■ **WHAT THIS EXERCISE ASKS**:
**1.** Please rewrite the part of the horse-show thread that opens with the words containing "## my2geldings (Feb" and closes with "time he did.", swapping "engine" for "momentum".
**2.** In the horse-show thread, how does my2geldings explain the horse's continued refusals at the fence?

■ **SOURCE PASSAGE**:
────
# Horse Refuses and Rears at Lake Placid Horse Show



## DarkChylde (Nov 13, 2008)

I could see it just fine.

Boy, that horse won't having NUTTIN to do with that one fence. Seemed to jump the others ok, but I wudda keep gently pushing him to jump the one he(?) was refusing.

She came at it a little fast the first time, but seemed to pace it better the second try, but by then he was like 'nuh-uh!'

I was in a jumping competition, my first with the horse, and she decided if I wanted over the jump bad enough I could, but without the horse! That is when I learned that if you don't want everyone to snicker at you, lay there a minute or two....:lol:


----------



## Flexion (Nov 28, 2008)

Aww haha :lol:

I got a little left behind jumping a Morgan mare at my old stable (R.I.P. Melody ) and she always acted like a crossrail or vertical was a 5 ft oxer xDDDD 

I came close to falling off a few times when I got left behind xD


----------



## my2geldings (Feb 18, 2008)

Look like the rider didn't keep the engine going enough and after one stop the horse knew he would get away with not doing it. Bad pony for rearing tho, I've only had 1 horse who's done it and all it took is once and man I can tell you it was the last time he did. 
Looks like a rider who's new to the course with a good horse, just took advantage of the situation :lol:


----------



## equineangel91 (Oct 8, 2008)

that stinks. They were doing SOoooo well. horse was nooot having it


----------



## smrobs (Jul 30, 2008)

Wow, after that second refusal it looked like they nearly had a runaway going the other way. HHHMMM....... that poor girl.


----------
────
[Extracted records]
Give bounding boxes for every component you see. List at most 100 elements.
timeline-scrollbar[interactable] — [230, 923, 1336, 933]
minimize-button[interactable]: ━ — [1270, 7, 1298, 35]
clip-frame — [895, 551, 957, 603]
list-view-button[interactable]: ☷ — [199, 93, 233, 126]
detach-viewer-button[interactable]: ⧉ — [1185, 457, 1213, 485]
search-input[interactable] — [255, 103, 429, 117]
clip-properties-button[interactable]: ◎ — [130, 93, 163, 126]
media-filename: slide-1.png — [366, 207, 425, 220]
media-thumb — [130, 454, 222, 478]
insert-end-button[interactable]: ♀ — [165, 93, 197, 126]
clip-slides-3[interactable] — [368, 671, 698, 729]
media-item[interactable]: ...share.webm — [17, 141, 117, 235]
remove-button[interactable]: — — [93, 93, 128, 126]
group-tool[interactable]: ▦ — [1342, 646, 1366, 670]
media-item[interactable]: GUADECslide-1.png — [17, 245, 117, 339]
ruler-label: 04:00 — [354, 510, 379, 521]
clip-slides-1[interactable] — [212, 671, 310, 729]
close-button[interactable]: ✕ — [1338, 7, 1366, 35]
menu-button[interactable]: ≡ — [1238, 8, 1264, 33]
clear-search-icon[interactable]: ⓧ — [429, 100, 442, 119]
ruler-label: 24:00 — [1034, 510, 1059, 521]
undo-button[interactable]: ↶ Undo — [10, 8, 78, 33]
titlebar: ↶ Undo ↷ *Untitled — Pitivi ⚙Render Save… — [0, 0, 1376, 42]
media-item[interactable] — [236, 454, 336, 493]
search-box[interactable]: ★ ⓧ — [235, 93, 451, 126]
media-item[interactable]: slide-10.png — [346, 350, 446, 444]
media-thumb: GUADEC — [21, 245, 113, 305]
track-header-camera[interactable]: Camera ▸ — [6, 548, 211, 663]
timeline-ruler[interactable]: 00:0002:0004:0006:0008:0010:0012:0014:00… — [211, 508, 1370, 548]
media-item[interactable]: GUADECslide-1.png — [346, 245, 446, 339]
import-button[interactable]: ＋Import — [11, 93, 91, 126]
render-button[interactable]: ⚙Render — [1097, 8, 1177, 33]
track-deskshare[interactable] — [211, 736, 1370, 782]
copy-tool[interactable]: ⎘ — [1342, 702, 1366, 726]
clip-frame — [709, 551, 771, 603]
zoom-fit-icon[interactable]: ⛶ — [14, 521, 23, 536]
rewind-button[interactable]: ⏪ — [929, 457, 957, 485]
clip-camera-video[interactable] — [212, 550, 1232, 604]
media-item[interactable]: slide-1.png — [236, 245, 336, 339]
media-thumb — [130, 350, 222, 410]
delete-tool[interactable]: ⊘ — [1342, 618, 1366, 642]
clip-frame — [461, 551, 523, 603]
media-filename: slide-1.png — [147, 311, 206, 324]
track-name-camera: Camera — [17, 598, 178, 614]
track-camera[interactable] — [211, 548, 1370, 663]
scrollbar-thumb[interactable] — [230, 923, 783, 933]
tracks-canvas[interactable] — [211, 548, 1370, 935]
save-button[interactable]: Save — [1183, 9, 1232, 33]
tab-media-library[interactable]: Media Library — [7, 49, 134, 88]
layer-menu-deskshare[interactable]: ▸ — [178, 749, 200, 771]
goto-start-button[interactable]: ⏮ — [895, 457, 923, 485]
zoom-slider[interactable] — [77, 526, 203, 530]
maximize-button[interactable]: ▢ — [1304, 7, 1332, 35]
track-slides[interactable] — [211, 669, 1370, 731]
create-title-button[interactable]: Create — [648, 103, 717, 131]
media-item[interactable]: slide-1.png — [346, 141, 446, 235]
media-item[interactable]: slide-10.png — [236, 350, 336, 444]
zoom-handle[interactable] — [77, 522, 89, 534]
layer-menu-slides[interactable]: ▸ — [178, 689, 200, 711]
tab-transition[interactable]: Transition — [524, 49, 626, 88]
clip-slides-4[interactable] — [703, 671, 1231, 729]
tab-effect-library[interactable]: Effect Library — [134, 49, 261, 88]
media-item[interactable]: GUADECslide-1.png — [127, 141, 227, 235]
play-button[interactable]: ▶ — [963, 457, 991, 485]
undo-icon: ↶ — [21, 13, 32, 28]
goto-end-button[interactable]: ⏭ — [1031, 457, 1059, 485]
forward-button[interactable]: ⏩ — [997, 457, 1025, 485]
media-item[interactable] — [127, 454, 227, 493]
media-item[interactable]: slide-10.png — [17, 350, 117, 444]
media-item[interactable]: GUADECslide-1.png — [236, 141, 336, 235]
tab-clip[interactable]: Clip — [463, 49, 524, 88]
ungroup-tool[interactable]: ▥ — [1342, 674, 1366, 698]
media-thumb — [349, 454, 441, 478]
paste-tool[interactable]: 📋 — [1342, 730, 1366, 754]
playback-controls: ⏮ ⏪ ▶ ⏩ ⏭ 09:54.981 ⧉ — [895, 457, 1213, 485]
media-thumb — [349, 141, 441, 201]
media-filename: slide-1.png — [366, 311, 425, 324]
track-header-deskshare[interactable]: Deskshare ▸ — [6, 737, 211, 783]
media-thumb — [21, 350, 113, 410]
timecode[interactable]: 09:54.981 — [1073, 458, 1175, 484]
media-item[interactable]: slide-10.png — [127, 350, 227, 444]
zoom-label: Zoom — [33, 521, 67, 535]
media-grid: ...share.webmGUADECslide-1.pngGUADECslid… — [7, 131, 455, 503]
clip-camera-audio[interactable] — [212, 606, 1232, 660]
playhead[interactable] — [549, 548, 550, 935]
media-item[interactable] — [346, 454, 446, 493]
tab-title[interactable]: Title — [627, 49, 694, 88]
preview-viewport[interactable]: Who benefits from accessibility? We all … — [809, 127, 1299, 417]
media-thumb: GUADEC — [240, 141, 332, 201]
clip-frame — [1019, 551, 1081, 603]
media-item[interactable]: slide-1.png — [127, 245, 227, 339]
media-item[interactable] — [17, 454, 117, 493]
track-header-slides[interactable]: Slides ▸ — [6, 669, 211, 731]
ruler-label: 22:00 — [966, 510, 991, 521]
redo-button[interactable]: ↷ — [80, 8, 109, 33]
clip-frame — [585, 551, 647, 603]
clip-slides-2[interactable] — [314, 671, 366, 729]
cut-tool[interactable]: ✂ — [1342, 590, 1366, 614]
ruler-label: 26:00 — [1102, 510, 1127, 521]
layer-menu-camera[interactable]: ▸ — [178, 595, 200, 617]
────
■ **EXPECTED RESULTS**:
**1.**
## my2geldings (Feb 18, 2008)

Look like the rider didn't keep the momentum going enough and after one stop the horse knew he would get away with not doing it. Bad pony for rearing tho, I've only had 1 horse who's done it and all it took is once and man I can tell you it was the last time he did.

**2.** The rider didn't keep the engine going enough. After one stop, the horse knew he would get away with not jumping.